▶ _RECORDS FOR THE TASK_
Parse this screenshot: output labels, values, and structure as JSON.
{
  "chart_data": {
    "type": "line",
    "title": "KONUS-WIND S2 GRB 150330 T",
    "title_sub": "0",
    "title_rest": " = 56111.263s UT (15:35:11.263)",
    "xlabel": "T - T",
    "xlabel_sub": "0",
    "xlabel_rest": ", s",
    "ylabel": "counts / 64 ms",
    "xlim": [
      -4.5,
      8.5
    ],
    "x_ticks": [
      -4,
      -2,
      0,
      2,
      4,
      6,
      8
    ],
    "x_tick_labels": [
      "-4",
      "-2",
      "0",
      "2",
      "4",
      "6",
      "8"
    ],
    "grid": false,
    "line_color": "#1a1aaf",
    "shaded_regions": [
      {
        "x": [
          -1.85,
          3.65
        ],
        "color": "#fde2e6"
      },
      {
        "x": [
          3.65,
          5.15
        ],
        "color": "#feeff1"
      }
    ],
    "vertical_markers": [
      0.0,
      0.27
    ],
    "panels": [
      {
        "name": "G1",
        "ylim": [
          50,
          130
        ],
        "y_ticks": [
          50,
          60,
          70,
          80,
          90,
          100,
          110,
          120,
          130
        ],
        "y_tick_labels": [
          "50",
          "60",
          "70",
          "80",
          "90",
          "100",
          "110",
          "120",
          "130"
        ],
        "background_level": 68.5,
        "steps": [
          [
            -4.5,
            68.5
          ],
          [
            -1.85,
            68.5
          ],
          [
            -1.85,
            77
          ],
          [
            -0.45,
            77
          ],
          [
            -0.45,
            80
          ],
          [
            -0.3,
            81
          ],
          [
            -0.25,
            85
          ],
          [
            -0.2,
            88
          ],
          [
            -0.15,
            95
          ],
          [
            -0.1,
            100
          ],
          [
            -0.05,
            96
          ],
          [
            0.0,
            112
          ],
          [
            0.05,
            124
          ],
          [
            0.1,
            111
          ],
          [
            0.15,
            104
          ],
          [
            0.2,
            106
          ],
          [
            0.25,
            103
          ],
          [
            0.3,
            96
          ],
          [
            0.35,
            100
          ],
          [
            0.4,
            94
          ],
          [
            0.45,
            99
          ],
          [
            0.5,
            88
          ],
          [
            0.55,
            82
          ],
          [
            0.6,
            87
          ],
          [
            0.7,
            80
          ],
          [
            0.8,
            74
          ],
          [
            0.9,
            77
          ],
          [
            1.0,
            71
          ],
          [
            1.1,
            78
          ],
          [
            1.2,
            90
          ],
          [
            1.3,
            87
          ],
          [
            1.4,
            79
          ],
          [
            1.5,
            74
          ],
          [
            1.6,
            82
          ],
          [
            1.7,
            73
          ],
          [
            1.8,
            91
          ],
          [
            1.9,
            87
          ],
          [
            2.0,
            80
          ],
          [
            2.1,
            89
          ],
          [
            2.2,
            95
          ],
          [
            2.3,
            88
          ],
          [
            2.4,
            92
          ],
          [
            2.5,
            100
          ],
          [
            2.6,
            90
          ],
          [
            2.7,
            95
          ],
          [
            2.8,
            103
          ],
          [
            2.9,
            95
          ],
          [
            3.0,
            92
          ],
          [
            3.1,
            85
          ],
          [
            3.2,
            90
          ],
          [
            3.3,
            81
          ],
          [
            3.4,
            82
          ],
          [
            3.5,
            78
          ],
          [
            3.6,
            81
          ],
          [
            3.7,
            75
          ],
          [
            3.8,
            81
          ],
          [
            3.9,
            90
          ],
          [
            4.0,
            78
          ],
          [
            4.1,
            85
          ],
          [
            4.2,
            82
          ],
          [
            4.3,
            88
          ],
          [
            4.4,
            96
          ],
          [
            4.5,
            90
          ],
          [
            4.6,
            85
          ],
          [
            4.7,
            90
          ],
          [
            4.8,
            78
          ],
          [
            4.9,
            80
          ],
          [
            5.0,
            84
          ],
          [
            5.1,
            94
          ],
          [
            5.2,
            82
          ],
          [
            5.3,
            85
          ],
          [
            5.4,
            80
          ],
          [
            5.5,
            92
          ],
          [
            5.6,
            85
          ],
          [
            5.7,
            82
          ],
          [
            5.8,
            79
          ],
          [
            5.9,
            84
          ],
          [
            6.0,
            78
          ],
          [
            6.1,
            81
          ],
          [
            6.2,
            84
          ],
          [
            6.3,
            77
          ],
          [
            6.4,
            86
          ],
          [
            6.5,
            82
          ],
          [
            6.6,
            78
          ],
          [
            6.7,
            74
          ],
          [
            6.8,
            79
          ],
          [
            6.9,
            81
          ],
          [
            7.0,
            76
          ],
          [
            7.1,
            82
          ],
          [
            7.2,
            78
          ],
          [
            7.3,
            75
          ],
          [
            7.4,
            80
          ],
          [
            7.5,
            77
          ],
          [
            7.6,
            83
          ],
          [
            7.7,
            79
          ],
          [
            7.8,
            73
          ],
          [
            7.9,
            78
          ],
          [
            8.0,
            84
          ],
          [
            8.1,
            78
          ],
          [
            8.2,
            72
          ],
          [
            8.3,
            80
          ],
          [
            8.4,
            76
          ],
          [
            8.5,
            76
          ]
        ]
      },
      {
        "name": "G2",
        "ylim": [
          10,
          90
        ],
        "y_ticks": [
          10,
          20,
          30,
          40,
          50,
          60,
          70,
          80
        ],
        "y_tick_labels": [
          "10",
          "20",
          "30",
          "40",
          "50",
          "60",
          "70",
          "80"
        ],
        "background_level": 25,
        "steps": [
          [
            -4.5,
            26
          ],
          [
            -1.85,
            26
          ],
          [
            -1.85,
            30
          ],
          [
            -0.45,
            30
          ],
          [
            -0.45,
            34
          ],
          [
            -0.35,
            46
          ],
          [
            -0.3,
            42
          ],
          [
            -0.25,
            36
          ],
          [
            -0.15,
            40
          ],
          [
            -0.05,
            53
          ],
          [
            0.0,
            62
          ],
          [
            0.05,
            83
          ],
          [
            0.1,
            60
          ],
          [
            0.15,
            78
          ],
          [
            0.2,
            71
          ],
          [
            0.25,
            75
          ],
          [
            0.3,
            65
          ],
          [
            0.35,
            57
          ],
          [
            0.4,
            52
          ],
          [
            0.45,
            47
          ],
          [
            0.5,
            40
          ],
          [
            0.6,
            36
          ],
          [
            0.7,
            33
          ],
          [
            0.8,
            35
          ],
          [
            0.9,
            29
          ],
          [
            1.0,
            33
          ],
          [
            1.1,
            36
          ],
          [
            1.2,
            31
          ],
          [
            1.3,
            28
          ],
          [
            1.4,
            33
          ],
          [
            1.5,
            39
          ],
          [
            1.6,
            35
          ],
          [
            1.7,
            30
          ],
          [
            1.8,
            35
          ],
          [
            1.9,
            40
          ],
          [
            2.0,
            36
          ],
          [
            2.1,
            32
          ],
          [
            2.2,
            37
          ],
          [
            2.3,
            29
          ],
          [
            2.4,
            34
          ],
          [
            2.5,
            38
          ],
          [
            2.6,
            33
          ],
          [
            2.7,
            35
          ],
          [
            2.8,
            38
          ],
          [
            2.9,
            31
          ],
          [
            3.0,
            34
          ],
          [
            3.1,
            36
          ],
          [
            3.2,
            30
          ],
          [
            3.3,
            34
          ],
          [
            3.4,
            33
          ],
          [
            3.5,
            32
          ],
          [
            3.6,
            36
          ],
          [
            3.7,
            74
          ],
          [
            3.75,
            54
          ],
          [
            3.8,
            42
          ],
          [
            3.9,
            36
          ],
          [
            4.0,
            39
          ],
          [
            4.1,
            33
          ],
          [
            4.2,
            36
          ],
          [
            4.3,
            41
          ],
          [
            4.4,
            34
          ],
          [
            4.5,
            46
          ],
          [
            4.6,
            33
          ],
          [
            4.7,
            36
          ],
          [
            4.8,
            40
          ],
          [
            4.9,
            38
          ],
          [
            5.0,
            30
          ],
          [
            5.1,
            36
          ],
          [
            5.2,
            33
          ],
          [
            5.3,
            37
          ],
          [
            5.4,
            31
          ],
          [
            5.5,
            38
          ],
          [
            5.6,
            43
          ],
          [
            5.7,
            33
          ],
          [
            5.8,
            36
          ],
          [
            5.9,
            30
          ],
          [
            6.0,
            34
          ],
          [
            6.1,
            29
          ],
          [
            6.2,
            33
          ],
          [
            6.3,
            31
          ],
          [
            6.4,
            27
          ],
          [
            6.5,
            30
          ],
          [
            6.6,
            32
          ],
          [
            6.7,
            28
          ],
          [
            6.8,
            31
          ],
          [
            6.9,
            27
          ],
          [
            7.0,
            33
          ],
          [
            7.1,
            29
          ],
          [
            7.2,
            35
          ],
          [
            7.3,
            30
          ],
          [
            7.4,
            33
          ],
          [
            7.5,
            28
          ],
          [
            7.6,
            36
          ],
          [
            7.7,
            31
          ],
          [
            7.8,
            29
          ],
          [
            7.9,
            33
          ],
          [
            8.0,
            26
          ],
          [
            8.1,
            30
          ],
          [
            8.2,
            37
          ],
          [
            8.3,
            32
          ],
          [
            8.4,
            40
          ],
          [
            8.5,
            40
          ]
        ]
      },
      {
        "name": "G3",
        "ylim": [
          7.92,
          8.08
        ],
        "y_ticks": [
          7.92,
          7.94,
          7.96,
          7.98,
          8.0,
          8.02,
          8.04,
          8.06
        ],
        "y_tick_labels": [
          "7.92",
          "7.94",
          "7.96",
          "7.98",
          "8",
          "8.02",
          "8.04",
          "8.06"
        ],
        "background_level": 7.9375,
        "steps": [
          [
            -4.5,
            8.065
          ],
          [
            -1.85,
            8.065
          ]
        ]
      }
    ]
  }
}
--
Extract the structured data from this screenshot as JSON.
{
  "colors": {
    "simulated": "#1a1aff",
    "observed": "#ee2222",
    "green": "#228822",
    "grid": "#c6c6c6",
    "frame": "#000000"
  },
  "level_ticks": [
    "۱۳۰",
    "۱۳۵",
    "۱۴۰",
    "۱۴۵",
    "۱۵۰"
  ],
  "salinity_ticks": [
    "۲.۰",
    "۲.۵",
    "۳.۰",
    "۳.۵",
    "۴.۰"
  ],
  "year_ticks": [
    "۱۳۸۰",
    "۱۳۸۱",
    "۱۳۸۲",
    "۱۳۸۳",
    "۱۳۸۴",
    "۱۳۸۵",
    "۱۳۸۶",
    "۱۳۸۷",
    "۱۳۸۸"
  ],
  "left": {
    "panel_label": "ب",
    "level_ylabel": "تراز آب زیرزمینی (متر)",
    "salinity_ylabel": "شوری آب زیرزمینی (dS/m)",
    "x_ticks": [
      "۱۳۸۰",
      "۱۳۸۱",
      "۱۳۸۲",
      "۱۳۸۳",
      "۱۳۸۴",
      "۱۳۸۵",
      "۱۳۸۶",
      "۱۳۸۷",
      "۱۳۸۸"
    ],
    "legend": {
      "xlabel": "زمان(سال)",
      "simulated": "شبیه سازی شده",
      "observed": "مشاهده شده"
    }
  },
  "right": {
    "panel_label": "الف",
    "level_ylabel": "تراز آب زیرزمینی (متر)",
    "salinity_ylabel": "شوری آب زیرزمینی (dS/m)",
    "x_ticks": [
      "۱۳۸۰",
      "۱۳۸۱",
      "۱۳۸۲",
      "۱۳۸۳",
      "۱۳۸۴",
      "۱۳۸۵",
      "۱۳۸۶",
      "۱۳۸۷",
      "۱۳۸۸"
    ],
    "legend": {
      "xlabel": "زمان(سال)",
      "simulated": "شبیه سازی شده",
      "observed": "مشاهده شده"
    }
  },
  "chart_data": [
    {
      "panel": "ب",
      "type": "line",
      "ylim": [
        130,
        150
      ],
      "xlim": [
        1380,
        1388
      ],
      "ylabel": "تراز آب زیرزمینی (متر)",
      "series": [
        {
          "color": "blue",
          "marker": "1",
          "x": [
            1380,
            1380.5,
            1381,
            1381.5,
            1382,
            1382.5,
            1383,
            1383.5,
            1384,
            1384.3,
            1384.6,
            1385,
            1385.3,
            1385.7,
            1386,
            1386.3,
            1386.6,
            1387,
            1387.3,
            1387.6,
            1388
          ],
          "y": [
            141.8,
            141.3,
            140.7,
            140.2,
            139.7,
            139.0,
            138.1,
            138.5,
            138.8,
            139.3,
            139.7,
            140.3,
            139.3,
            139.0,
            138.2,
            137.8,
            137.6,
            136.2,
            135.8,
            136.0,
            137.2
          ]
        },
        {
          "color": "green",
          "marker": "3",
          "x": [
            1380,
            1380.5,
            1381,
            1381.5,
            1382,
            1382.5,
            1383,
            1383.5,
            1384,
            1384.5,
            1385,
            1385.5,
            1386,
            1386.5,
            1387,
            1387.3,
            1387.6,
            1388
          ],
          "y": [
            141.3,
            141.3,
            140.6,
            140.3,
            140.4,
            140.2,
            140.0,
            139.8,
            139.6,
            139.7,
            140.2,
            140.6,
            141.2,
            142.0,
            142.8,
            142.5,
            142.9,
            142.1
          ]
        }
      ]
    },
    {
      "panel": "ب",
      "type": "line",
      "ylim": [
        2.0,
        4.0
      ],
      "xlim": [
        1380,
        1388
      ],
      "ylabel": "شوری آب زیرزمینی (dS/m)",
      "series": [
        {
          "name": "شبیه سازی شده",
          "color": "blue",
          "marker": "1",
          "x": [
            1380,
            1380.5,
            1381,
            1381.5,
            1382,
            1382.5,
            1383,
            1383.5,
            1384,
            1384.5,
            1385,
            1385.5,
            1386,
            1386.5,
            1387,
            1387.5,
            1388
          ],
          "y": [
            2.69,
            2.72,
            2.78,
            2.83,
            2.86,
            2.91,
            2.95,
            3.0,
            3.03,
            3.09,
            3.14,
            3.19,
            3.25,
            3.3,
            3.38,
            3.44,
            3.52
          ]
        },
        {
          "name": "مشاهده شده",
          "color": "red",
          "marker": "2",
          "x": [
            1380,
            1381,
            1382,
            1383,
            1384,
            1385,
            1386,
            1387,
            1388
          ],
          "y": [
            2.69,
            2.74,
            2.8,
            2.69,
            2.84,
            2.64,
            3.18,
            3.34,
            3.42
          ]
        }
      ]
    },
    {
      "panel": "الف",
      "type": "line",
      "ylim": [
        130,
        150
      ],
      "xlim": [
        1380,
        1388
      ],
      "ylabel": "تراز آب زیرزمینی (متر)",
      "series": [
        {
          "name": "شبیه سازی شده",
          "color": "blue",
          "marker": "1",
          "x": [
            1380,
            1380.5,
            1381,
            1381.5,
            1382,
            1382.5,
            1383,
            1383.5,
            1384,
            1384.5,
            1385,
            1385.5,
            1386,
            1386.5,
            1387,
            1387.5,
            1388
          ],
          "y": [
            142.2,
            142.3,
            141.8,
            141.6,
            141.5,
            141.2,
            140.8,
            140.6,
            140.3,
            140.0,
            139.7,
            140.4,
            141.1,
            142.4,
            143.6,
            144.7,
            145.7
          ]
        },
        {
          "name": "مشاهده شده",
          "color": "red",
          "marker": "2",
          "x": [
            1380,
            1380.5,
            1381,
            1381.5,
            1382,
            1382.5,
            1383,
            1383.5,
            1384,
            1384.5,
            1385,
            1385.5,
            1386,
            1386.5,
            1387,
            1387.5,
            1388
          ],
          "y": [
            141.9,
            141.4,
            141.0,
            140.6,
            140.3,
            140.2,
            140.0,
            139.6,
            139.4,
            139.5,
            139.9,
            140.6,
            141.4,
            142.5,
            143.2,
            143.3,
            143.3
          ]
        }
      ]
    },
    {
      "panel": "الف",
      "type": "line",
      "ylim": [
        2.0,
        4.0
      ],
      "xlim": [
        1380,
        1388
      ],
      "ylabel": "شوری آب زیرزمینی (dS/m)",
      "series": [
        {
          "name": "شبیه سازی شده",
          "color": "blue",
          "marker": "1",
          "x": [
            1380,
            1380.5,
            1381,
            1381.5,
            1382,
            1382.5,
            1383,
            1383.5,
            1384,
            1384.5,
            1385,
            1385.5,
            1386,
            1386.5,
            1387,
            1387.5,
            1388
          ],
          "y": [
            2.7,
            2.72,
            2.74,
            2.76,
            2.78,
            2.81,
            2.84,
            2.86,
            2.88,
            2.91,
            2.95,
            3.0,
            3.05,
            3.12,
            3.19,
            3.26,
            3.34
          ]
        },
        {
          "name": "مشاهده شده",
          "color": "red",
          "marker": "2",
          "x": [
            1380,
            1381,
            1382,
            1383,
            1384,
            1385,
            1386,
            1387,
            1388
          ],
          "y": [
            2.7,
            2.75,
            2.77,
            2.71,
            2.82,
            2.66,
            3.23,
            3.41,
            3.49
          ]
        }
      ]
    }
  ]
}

▶ _SET PROBLEM_
Work out how many lines of the material above contain the word "JSON", then give only that figure.

▶ _EXERCISE SOLUTION_
2